# Is this Oil good to use?



## imrank15 (Feb 18, 2011)

I was shopping around for oil to use on my next oil change. I've been using Valvoline SynPower 5w-30 for quite awhile. But now its just stupid expensive. I came across Shell Rotella® T6 5W-40 which was way cheaper. I know vws use 5w-40 but i don't have much knowledge on this oil and if i should try it. I have a 03 Jetta 2.0. Any inputs?


----------



## BsickPassat (May 10, 2010)

imrank15 said:


> I was shopping around for oil to use on my next oil change. I've been using Valvoline SynPower 5w-30 for quite awhile. But now its just stupid expensive. I came across Shell Rotella® T6 5W-40 which was way cheaper. I know vws use 5w-40 but i don't have much knowledge on this oil and if i should try it. I have a 03 Jetta 2.0. Any inputs?


I personally use the Shell Rotella T6.

the 2.slow isn't really a demanding motor on the oil, so the T6 will be fine for 10,000 mile oil changes.


----------



## biggs88 (Mar 6, 2011)

BsickPassat said:


> I personally use the Shell Rotella T6.
> 
> the 2.slow isn't really a demanding motor on the oil, so the T6 will be fine for 10,000 mile oil changes.


+1.

I am a fan of sticking with oils that meet VW's spec for your engine.

But if you do not care about that, the T6 is very good oil and will do more than fine.


----------



## Apexxx (Nov 10, 2011)

2.Slo can use ANY oil on the shelf. Try a hi-miles 10w-30 and go from there. Unless you have consumption issues, you are done. 

There are way to improve consumption before going up to a 40 weight, which puts excessive drag on the engine. Clean rings from a solvent/oil soak, intake cleaning (Seafoam), and a properly functioning PCV system is the proper approach.

Again, ANY dino oil is fine out to 5000 miles, easily. 

I just ran light Edge 5w-30 in my APR 2.0 TSI 6M and got a lab report from Caterpillar Labs. The oil worked great in the wear department and light 30 weight oil meant the best mpg. 

Rotella, and really any 5w-40 are not optimised for gasoline passenger vehicles. Europe and German mfgs DO NOT use 5w-40 anymore. The new spec oils are 5w-30.

Compare Rotella to some Quaker State 5w-30 IN YOUR ENGINE, and tell me which is more responsive, slicker, and feels better. The difference is night and day.


----------



## gmikel (Nov 10, 2010)

*just wondering*



Apexxx said:


> 2.Slo can use ANY oil on the shelf. Try a hi-miles 10w-30 and go from there. Unless you have consumption issues, you are done.

> **Data lines**:
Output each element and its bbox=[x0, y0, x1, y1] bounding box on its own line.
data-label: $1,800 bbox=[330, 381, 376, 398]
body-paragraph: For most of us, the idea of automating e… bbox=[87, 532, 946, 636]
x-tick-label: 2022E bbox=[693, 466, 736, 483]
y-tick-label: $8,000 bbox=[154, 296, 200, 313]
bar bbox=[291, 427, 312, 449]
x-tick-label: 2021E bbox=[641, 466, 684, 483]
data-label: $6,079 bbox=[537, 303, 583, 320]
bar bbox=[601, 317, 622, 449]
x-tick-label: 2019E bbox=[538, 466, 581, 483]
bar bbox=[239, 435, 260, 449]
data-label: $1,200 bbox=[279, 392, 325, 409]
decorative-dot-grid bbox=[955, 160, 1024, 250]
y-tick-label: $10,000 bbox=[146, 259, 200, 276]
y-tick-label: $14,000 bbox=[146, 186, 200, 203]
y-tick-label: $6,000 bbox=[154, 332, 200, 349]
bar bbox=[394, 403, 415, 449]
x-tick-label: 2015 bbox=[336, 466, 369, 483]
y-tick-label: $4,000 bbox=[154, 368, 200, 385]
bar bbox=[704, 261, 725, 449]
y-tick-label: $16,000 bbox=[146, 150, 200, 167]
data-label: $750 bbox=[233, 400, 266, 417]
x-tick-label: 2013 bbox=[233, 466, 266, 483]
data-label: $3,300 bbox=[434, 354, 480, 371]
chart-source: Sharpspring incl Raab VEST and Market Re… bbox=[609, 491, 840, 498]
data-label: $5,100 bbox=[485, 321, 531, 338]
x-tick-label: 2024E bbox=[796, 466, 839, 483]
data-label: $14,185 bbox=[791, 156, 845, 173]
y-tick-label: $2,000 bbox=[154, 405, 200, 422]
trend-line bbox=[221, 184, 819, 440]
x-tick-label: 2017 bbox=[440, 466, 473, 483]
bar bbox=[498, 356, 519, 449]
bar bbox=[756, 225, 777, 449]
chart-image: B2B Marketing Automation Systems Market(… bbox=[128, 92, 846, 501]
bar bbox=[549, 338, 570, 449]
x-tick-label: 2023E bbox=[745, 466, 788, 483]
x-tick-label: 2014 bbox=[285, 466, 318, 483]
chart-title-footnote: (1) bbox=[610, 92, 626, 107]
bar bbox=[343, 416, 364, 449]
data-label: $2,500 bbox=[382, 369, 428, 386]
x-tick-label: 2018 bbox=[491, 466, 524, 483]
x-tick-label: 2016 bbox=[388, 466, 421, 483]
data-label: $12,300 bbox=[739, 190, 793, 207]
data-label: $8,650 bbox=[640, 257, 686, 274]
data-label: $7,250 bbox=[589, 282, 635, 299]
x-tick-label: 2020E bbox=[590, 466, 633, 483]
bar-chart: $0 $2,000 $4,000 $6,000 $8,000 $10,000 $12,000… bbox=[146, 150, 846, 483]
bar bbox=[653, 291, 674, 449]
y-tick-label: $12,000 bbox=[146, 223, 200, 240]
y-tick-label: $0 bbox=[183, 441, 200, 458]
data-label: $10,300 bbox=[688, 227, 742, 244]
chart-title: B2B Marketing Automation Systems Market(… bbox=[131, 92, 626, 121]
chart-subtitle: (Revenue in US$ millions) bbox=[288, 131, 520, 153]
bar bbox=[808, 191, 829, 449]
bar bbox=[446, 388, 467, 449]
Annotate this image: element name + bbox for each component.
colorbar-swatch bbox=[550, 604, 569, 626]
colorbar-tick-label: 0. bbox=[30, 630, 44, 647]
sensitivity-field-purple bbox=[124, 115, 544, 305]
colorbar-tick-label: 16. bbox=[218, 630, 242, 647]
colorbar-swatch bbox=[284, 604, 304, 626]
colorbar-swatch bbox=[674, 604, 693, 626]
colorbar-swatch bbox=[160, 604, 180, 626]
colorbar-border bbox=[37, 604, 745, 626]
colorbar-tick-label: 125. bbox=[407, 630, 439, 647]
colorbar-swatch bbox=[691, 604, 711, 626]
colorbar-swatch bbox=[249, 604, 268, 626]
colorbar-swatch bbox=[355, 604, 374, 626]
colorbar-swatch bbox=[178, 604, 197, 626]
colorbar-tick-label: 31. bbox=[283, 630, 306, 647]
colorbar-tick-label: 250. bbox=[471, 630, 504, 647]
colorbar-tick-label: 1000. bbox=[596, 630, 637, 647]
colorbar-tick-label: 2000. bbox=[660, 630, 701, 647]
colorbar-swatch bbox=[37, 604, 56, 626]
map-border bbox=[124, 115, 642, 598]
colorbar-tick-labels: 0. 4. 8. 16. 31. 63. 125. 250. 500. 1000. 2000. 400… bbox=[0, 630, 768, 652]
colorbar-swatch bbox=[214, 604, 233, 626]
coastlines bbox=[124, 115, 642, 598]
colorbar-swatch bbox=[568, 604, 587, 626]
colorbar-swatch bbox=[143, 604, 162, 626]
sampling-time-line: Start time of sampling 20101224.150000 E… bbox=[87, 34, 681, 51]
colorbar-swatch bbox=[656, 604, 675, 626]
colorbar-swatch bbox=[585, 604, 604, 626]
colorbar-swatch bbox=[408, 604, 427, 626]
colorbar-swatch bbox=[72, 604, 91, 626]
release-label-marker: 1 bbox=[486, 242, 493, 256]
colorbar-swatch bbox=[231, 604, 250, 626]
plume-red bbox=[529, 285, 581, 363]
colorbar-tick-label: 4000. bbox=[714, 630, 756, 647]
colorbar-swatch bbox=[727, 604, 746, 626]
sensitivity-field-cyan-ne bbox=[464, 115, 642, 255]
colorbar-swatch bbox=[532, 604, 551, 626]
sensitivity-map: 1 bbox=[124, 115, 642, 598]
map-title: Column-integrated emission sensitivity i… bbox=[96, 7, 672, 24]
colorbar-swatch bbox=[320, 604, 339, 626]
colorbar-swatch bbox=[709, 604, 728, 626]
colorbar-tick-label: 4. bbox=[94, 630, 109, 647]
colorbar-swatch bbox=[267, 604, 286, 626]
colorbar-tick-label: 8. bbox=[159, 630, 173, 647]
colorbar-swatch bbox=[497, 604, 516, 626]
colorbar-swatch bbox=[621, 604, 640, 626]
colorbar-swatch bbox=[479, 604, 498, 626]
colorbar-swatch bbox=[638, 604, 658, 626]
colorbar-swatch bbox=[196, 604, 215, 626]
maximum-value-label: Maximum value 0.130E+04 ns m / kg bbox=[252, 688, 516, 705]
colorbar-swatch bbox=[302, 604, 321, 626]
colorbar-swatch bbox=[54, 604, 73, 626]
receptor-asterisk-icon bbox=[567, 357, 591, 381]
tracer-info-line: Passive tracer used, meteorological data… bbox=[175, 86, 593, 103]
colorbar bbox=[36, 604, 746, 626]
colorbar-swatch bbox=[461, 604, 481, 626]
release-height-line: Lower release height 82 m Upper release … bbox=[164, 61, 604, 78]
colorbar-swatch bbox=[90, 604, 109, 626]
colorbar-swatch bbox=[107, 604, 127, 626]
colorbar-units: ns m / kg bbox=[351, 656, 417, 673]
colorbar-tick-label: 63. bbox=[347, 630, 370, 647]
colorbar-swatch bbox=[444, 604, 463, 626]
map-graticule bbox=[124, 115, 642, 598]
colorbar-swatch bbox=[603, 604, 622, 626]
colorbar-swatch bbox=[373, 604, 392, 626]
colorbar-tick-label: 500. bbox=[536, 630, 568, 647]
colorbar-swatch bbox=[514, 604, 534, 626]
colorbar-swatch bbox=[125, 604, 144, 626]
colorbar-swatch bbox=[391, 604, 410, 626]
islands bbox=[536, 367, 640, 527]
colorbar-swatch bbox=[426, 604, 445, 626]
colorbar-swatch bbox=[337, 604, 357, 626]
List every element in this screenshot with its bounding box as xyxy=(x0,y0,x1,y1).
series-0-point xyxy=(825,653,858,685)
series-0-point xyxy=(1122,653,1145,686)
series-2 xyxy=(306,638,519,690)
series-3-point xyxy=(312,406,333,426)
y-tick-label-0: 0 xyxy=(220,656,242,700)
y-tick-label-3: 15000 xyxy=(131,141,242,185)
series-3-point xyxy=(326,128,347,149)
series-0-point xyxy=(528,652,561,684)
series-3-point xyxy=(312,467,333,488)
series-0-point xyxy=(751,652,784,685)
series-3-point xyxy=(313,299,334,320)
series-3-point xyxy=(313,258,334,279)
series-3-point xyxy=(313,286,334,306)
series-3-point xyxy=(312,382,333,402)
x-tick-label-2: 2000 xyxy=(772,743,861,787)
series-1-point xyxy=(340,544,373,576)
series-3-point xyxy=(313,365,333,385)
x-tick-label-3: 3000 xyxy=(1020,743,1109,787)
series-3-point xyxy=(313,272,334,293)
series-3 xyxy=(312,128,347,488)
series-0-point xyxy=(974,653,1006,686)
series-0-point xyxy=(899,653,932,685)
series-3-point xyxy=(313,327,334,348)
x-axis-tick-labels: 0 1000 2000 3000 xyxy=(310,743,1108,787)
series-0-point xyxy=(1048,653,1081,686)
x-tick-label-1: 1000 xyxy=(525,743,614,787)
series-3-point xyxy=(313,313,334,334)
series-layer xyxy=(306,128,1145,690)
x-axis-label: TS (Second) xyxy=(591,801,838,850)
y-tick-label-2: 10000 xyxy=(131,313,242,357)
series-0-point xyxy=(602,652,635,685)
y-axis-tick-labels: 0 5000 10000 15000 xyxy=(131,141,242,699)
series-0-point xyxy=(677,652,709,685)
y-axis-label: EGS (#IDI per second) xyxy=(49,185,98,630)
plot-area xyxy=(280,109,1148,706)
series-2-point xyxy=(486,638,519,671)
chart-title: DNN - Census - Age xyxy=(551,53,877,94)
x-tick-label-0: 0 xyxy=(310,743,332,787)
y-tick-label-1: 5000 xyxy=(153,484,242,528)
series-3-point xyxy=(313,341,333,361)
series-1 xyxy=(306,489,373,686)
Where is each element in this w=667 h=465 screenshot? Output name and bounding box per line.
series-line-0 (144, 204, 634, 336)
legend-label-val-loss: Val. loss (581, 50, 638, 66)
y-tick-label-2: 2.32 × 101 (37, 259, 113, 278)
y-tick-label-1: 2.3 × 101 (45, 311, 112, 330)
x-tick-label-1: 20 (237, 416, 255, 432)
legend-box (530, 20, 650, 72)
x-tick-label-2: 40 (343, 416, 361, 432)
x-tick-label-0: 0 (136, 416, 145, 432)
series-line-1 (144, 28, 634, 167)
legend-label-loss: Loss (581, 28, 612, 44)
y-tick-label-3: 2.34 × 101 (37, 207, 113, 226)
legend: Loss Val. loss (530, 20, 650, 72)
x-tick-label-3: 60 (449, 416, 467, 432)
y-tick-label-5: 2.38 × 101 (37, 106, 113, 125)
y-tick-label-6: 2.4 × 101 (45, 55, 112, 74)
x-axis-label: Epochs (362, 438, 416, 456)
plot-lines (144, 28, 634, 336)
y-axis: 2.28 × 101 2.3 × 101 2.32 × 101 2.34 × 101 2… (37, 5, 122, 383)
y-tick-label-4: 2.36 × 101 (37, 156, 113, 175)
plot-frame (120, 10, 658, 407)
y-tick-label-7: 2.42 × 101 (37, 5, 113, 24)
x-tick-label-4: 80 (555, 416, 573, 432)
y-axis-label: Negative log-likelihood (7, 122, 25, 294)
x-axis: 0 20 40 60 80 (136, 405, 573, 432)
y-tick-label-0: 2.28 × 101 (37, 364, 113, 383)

> **Tasks for this exercise**:
#1 Please rewrite the paragraph of the oil thread that begins "Rotella, and really any 5w-40" as a short bulleted list that keeps its main facts.
#2 Print the part of the oil thread starting with "# Is this Oil" and going on through "(May 10, 2010)", word for word.
The records aren't needed for any of this work.

> **The results**:
#1
- Rotella, and any other 5w-40, is not optimized for gasoline passenger vehicles.
- European and German manufacturers no longer use 5w-40.
- The new spec oils are 5w-30.

#2
# Is this Oil good to use?



## imrank15 (Feb 18, 2011)

I was shopping around for oil to use on my next oil change. I've been using Valvoline SynPower 5w-30 for quite awhile. But now its just stupid expensive. I came across Shell Rotella® T6 5W-40 which was way cheaper. I know vws use 5w-40 but i don't have much knowledge on this oil and if i should try it. I have a 03 Jetta 2.0. Any inputs?


----------



## BsickPassat (May 10, 2010)